PROBLEM DESCRIPTION:
For the entries that follow, tally the lines holding the string "avez". Give the total and nothing else.
>> begin INFORMATION SUPPLIED
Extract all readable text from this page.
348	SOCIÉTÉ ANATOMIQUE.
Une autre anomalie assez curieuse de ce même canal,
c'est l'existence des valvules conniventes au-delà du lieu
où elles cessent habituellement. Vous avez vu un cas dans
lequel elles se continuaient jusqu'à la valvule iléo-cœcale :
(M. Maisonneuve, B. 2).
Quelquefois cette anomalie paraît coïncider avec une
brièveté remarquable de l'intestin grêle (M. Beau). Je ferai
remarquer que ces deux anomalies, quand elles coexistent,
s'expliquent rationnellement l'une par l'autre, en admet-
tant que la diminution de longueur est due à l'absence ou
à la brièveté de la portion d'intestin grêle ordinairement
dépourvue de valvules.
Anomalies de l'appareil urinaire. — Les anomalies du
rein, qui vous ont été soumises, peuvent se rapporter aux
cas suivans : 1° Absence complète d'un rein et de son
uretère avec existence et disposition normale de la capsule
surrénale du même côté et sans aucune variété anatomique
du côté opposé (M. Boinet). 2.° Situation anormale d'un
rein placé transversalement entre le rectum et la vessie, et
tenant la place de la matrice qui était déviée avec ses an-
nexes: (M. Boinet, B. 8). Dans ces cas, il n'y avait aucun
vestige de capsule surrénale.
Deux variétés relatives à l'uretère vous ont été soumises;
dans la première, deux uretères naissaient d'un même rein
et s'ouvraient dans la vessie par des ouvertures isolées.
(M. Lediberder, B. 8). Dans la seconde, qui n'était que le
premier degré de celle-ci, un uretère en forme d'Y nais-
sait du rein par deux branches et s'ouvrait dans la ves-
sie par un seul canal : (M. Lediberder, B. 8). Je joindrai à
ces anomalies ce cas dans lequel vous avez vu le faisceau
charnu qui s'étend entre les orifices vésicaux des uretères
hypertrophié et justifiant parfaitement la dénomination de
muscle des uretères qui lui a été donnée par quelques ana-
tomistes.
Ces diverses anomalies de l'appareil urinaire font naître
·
>> end INFORMATION SUPPLIED
ANSWER TO THIS TASK:
2